Instructions for the task:
Write out the line with "Read out every word on this page." and every later line through the end of the data below, exactly as given, with no pictures in the copy.

Entries provided:
------------------------------------------------------------------------
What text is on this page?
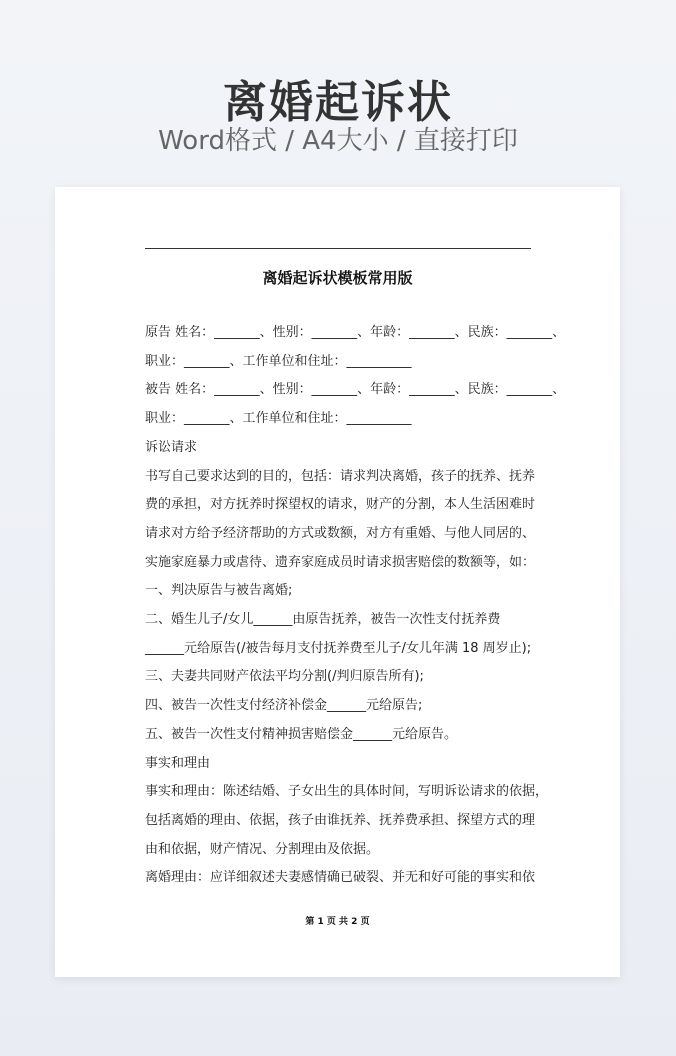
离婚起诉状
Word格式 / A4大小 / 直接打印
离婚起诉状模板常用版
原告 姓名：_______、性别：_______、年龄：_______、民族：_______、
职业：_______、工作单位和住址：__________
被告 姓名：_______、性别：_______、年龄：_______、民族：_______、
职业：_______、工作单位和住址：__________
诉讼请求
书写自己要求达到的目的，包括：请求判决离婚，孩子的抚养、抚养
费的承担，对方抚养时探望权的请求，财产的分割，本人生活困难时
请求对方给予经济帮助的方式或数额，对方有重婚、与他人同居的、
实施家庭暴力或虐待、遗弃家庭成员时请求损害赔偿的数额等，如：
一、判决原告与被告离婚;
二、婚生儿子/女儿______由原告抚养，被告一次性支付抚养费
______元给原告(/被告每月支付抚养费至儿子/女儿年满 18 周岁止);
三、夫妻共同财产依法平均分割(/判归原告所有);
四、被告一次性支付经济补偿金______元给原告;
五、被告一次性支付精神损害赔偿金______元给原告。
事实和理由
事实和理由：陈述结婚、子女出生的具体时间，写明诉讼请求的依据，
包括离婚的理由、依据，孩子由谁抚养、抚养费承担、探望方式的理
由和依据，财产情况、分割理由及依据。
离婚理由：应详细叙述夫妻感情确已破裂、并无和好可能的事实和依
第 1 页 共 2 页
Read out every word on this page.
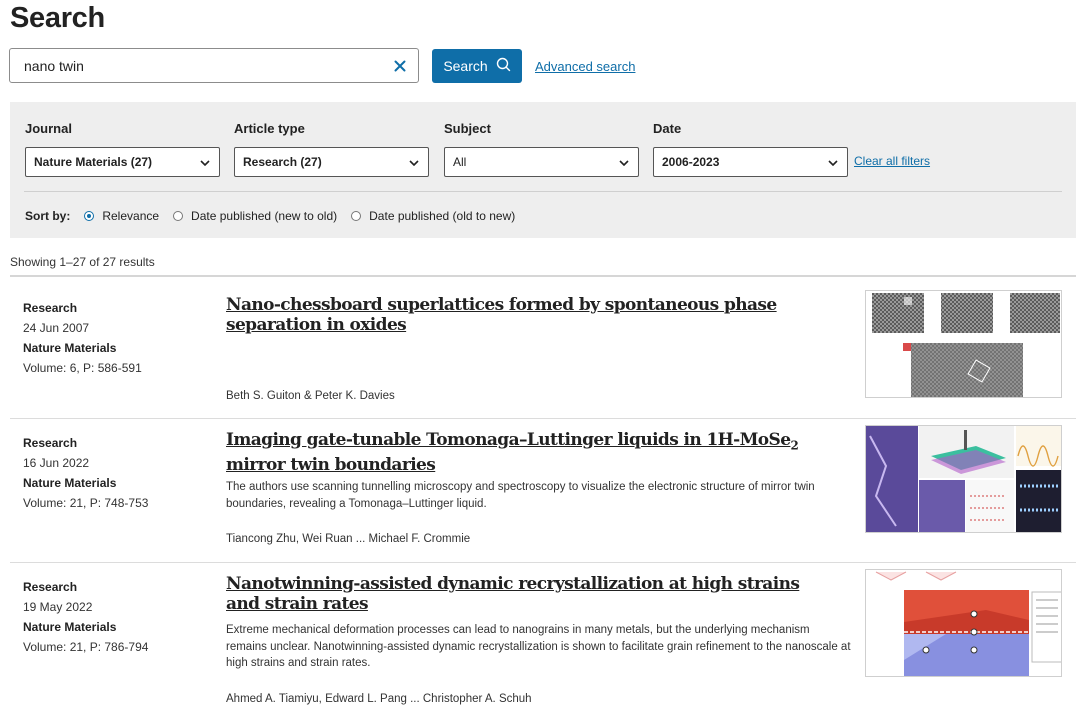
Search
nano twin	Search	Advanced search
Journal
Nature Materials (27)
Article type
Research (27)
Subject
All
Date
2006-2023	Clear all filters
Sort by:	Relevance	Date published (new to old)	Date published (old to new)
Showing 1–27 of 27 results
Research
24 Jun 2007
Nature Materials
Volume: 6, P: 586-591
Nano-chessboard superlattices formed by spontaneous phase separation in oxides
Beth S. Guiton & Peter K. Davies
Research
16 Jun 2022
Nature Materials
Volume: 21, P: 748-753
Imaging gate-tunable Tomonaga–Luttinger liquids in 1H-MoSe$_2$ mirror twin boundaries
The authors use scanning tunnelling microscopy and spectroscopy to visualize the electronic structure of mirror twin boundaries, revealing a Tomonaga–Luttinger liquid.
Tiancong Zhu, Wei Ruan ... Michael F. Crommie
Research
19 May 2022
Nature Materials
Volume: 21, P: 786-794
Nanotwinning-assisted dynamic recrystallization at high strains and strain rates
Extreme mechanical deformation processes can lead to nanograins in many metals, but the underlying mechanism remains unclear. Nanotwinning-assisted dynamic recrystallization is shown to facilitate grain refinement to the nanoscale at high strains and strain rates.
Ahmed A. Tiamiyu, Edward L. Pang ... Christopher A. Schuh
------------------------------------------------------------------------
Solved problem:
Read out every word on this page.
Search
nano twin	Search	Advanced search
Journal
Nature Materials (27)
Article type
Research (27)
Subject
All
Date
2006-2023	Clear all filters
Sort by:	Relevance	Date published (new to old)	Date published (old to new)
Showing 1–27 of 27 results
Research
24 Jun 2007
Nature Materials
Volume: 6, P: 586-591
Nano-chessboard superlattices formed by spontaneous phase separation in oxides
Beth S. Guiton & Peter K. Davies
Research
16 Jun 2022
Nature Materials
Volume: 21, P: 748-753
Imaging gate-tunable Tomonaga–Luttinger liquids in 1H-MoSe$_2$ mirror twin boundaries
The authors use scanning tunnelling microscopy and spectroscopy to visualize the electronic structure of mirror twin boundaries, revealing a Tomonaga–Luttinger liquid.
Tiancong Zhu, Wei Ruan ... Michael F. Crommie
Research
19 May 2022
Nature Materials
Volume: 21, P: 786-794
Nanotwinning-assisted dynamic recrystallization at high strains and strain rates
Extreme mechanical deformation processes can lead to nanograins in many metals, but the underlying mechanism remains unclear. Nanotwinning-assisted dynamic recrystallization is shown to facilitate grain refinement to the nanoscale at high strains and strain rates.
Ahmed A. Tiamiyu, Edward L. Pang ... Christopher A. Schuh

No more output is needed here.